# Data in this exercise

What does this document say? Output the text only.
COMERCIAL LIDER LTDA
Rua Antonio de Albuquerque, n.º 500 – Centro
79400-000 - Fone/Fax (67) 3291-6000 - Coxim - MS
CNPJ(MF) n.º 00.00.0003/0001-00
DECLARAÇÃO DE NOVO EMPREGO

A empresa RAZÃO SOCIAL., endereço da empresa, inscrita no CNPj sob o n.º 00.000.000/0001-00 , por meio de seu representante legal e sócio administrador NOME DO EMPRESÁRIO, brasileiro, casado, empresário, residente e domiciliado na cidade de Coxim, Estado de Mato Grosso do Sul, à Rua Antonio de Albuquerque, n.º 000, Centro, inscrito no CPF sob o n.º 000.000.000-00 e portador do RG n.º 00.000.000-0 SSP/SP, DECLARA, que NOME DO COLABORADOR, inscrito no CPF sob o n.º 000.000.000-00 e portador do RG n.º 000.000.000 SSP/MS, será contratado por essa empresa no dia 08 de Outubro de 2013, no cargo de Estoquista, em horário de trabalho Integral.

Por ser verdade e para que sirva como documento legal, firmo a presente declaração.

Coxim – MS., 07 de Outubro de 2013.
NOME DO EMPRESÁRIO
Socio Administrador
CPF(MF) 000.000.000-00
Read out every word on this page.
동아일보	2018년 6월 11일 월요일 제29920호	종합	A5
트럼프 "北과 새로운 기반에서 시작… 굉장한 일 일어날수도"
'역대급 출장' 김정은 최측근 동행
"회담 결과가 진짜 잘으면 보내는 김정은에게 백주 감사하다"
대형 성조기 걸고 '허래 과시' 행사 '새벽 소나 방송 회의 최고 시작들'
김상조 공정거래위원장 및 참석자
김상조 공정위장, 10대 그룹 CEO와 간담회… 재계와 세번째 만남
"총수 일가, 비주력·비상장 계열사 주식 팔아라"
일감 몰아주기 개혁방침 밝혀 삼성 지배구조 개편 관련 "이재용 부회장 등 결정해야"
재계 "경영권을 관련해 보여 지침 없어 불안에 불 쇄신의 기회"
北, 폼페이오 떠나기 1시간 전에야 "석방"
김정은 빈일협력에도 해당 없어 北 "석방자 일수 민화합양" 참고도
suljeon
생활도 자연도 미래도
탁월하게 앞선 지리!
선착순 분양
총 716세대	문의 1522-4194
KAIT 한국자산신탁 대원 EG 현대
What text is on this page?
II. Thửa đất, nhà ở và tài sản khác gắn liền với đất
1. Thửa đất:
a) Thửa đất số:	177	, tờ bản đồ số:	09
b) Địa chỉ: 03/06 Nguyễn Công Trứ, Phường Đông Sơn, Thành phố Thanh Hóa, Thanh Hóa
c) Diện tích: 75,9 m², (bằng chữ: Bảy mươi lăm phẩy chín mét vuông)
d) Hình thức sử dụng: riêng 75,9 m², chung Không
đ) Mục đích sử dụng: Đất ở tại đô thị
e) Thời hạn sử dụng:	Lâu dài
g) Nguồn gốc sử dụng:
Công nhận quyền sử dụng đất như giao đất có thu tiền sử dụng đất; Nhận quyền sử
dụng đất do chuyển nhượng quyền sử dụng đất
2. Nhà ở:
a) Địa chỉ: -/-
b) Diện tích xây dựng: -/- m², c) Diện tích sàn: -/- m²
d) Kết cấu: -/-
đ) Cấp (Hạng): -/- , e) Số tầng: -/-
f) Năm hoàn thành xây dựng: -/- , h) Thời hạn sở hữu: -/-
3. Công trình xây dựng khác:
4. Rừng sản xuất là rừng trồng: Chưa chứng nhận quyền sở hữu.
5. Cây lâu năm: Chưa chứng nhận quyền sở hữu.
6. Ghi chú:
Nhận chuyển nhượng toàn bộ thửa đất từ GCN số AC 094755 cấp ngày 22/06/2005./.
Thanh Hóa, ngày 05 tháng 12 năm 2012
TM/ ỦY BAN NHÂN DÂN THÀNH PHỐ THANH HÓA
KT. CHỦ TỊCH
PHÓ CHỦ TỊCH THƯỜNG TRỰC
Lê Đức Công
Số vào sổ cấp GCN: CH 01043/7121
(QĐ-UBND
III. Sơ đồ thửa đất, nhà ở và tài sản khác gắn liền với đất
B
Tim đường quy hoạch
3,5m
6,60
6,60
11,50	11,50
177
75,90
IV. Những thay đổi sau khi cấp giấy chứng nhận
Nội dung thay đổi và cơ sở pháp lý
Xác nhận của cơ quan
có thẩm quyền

# Problem details
Give again only the lines of the material above that run from the one with "What text is on this page?" through the end, both included, exactly as they appear.

# Full solution
What text is on this page?
II. Thửa đất, nhà ở và tài sản khác gắn liền với đất
1. Thửa đất:
a) Thửa đất số:	177	, tờ bản đồ số:	09
b) Địa chỉ: 03/06 Nguyễn Công Trứ, Phường Đông Sơn, Thành phố Thanh Hóa, Thanh Hóa
c) Diện tích: 75,9 m², (bằng chữ: Bảy mươi lăm phẩy chín mét vuông)
d) Hình thức sử dụng: riêng 75,9 m², chung Không
đ) Mục đích sử dụng: Đất ở tại đô thị
e) Thời hạn sử dụng:	Lâu dài
g) Nguồn gốc sử dụng:
Công nhận quyền sử dụng đất như giao đất có thu tiền sử dụng đất; Nhận quyền sử
dụng đất do chuyển nhượng quyền sử dụng đất
2. Nhà ở:
a) Địa chỉ: -/-
b) Diện tích xây dựng: -/- m², c) Diện tích sàn: -/- m²
d) Kết cấu: -/-
đ) Cấp (Hạng): -/- , e) Số tầng: -/-
f) Năm hoàn thành xây dựng: -/- , h) Thời hạn sở hữu: -/-
3. Công trình xây dựng khác:
4. Rừng sản xuất là rừng trồng: Chưa chứng nhận quyền sở hữu.
5. Cây lâu năm: Chưa chứng nhận quyền sở hữu.
6. Ghi chú:
Nhận chuyển nhượng toàn bộ thửa đất từ GCN số AC 094755 cấp ngày 22/06/2005./.
Thanh Hóa, ngày 05 tháng 12 năm 2012
TM/ ỦY BAN NHÂN DÂN THÀNH PHỐ THANH HÓA
KT. CHỦ TỊCH
PHÓ CHỦ TỊCH THƯỜNG TRỰC
Lê Đức Công
Số vào sổ cấp GCN: CH 01043/7121
(QĐ-UBND
III. Sơ đồ thửa đất, nhà ở và tài sản khác gắn liền với đất
B
Tim đường quy hoạch
3,5m
6,60
6,60
11,50	11,50
177
75,90
IV. Những thay đổi sau khi cấp giấy chứng nhận
Nội dung thay đổi và cơ sở pháp lý
Xác nhận của cơ quan
có thẩm quyền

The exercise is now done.